* What the task requires
Copy out the data below verbatim.

Records
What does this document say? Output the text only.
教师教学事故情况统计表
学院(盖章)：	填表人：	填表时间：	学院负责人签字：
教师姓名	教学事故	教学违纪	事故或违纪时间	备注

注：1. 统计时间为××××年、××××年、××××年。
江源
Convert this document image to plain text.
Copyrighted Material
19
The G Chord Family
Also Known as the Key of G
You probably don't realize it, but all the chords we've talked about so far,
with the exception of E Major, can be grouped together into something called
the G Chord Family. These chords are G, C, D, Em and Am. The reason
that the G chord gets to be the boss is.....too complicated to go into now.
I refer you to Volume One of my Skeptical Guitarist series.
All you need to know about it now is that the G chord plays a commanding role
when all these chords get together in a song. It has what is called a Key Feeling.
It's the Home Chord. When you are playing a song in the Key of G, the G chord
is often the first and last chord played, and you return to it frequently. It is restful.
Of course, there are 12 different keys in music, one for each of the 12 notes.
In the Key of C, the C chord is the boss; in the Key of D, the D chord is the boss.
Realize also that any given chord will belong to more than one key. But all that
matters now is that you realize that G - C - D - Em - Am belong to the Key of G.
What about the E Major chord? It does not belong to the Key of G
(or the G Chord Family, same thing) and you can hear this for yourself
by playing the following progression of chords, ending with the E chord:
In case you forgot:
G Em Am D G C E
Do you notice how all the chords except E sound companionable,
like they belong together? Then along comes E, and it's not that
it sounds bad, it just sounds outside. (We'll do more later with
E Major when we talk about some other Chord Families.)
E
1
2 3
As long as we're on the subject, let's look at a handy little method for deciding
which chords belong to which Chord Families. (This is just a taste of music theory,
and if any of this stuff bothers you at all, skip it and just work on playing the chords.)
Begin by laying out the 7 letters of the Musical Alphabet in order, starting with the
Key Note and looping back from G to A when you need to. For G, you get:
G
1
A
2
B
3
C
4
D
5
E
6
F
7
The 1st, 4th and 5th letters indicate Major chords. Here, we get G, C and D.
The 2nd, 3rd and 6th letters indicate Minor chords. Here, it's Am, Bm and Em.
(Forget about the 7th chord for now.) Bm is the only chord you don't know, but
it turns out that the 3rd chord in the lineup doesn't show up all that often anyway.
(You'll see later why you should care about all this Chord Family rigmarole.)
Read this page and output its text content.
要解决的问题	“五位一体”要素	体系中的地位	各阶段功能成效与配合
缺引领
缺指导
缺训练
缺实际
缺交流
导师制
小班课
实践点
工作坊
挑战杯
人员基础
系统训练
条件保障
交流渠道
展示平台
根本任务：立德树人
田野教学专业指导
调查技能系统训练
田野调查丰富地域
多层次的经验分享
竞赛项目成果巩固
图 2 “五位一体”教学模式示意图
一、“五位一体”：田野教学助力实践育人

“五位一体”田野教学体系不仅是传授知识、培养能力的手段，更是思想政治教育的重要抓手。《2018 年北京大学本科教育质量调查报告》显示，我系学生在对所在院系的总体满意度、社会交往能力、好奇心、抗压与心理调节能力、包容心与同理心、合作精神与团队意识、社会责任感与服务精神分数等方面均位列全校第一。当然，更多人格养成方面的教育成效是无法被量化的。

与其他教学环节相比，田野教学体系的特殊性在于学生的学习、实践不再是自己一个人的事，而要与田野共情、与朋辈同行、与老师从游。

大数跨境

* The answer
What does this document say? Output the text only.
教师教学事故情况统计表
学院(盖章)：	填表人：	填表时间：	学院负责人签字：
教师姓名	教学事故	教学违纪	事故或违纪时间	备注

注：1. 统计时间为××××年、××××年、××××年。
江源
Convert this document image to plain text.
Copyrighted Material
19
The G Chord Family
Also Known as the Key of G
You probably don't realize it, but all the chords we've talked about so far,
with the exception of E Major, can be grouped together into something called
the G Chord Family. These chords are G, C, D, Em and Am. The reason
that the G chord gets to be the boss is.....too complicated to go into now.
I refer you to Volume One of my Skeptical Guitarist series.
All you need to know about it now is that the G chord plays a commanding role
when all these chords get together in a song. It has what is called a Key Feeling.
It's the Home Chord. When you are playing a song in the Key of G, the G chord
is often the first and last chord played, and you return to it frequently. It is restful.
Of course, there are 12 different keys in music, one for each of the 12 notes.
In the Key of C, the C chord is the boss; in the Key of D, the D chord is the boss.
Realize also that any given chord will belong to more than one key. But all that
matters now is that you realize that G - C - D - Em - Am belong to the Key of G.
What about the E Major chord? It does not belong to the Key of G
(or the G Chord Family, same thing) and you can hear this for yourself
by playing the following progression of chords, ending with the E chord:
In case you forgot:
G Em Am D G C E
Do you notice how all the chords except E sound companionable,
like they belong together? Then along comes E, and it's not that
it sounds bad, it just sounds outside. (We'll do more later with
E Major when we talk about some other Chord Families.)
E
1
2 3
As long as we're on the subject, let's look at a handy little method for deciding
which chords belong to which Chord Families. (This is just a taste of music theory,
and if any of this stuff bothers you at all, skip it and just work on playing the chords.)
Begin by laying out the 7 letters of the Musical Alphabet in order, starting with the
Key Note and looping back from G to A when you need to. For G, you get:
G
1
A
2
B
3
C
4
D
5
E
6
F
7
The 1st, 4th and 5th letters indicate Major chords. Here, we get G, C and D.
The 2nd, 3rd and 6th letters indicate Minor chords. Here, it's Am, Bm and Em.
(Forget about the 7th chord for now.) Bm is the only chord you don't know, but
it turns out that the 3rd chord in the lineup doesn't show up all that often anyway.
(You'll see later why you should care about all this Chord Family rigmarole.)
Read this page and output its text content.
要解决的问题	“五位一体”要素	体系中的地位	各阶段功能成效与配合
缺引领
缺指导
缺训练
缺实际
缺交流
导师制
小班课
实践点
工作坊
挑战杯
人员基础
系统训练
条件保障
交流渠道
展示平台
根本任务：立德树人
田野教学专业指导
调查技能系统训练
田野调查丰富地域
多层次的经验分享
竞赛项目成果巩固
图 2 “五位一体”教学模式示意图
一、“五位一体”：田野教学助力实践育人

“五位一体”田野教学体系不仅是传授知识、培养能力的手段，更是思想政治教育的重要抓手。《2018 年北京大学本科教育质量调查报告》显示，我系学生在对所在院系的总体满意度、社会交往能力、好奇心、抗压与心理调节能力、包容心与同理心、合作精神与团队意识、社会责任感与服务精神分数等方面均位列全校第一。当然，更多人格养成方面的教育成效是无法被量化的。

与其他教学环节相比，田野教学体系的特殊性在于学生的学习、实践不再是自己一个人的事，而要与田野共情、与朋辈同行、与老师从游。

大数跨境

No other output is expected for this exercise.